* [What is expected]:
Copy the entries below exactly. Images do not belong in the copy.

start Data

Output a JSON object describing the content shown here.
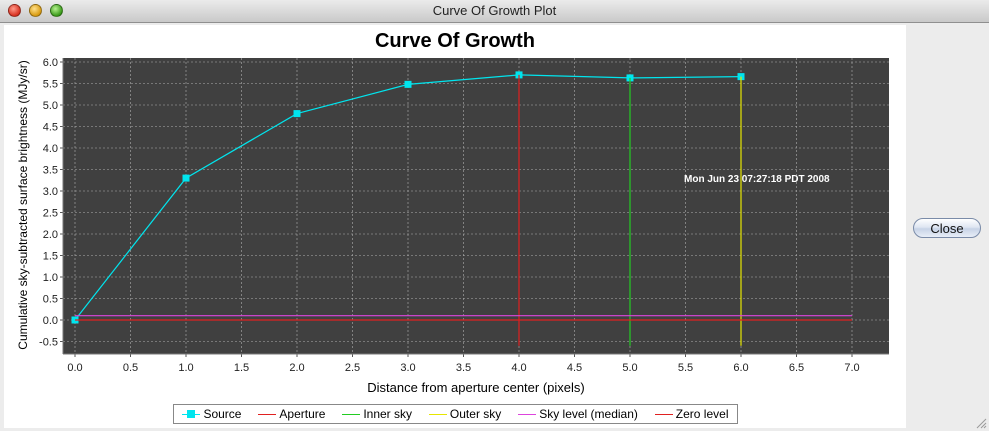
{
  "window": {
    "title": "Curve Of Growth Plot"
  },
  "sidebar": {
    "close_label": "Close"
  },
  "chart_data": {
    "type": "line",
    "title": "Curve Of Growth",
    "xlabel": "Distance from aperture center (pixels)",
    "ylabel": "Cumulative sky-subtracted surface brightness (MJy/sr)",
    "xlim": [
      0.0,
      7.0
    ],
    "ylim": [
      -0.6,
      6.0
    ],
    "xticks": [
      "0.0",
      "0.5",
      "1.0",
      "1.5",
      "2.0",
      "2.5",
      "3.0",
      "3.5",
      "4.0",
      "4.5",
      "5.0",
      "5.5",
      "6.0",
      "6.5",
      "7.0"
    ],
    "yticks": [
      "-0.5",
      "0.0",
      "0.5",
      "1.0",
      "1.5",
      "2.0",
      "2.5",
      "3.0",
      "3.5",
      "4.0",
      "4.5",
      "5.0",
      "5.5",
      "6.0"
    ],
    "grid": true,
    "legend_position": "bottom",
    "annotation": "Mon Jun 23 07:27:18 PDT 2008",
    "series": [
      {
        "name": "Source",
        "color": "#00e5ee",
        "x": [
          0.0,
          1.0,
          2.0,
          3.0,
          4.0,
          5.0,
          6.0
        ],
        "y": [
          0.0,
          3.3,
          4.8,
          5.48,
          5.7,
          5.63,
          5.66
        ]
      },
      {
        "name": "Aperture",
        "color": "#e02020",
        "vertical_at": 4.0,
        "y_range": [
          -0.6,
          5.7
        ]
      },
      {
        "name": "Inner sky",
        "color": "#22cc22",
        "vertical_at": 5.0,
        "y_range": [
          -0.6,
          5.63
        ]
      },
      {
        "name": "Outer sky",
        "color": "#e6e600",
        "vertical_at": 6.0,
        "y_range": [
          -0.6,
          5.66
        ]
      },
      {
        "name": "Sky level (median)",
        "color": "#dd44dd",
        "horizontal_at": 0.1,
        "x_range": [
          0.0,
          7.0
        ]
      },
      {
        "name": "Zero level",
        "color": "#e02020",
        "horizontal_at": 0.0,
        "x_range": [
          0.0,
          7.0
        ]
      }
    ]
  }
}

end Data

* [Full answer]:
Output a JSON object describing the content shown here.
{
  "window": {
    "title": "Curve Of Growth Plot"
  },
  "sidebar": {
    "close_label": "Close"
  },
  "chart_data": {
    "type": "line",
    "title": "Curve Of Growth",
    "xlabel": "Distance from aperture center (pixels)",
    "ylabel": "Cumulative sky-subtracted surface brightness (MJy/sr)",
    "xlim": [
      0.0,
      7.0
    ],
    "ylim": [
      -0.6,
      6.0
    ],
    "xticks": [
      "0.0",
      "0.5",
      "1.0",
      "1.5",
      "2.0",
      "2.5",
      "3.0",
      "3.5",
      "4.0",
      "4.5",
      "5.0",
      "5.5",
      "6.0",
      "6.5",
      "7.0"
    ],
    "yticks": [
      "-0.5",
      "0.0",
      "0.5",
      "1.0",
      "1.5",
      "2.0",
      "2.5",
      "3.0",
      "3.5",
      "4.0",
      "4.5",
      "5.0",
      "5.5",
      "6.0"
    ],
    "grid": true,
    "legend_position": "bottom",
    "annotation": "Mon Jun 23 07:27:18 PDT 2008",
    "series": [
      {
        "name": "Source",
        "color": "#00e5ee",
        "x": [
          0.0,
          1.0,
          2.0,
          3.0,
          4.0,
          5.0,
          6.0
        ],
        "y": [
          0.0,
          3.3,
          4.8,
          5.48,
          5.7,
          5.63,
          5.66
        ]
      },
      {
        "name": "Aperture",
        "color": "#e02020",
        "vertical_at": 4.0,
        "y_range": [
          -0.6,
          5.7
        ]
      },
      {
        "name": "Inner sky",
        "color": "#22cc22",
        "vertical_at": 5.0,
        "y_range": [
          -0.6,
          5.63
        ]
      },
      {
        "name": "Outer sky",
        "color": "#e6e600",
        "vertical_at": 6.0,
        "y_range": [
          -0.6,
          5.66
        ]
      },
      {
        "name": "Sky level (median)",
        "color": "#dd44dd",
        "horizontal_at": 0.1,
        "x_range": [
          0.0,
          7.0
        ]
      },
      {
        "name": "Zero level",
        "color": "#e02020",
        "horizontal_at": 0.0,
        "x_range": [
          0.0,
          7.0
        ]
      }
    ]
  }
}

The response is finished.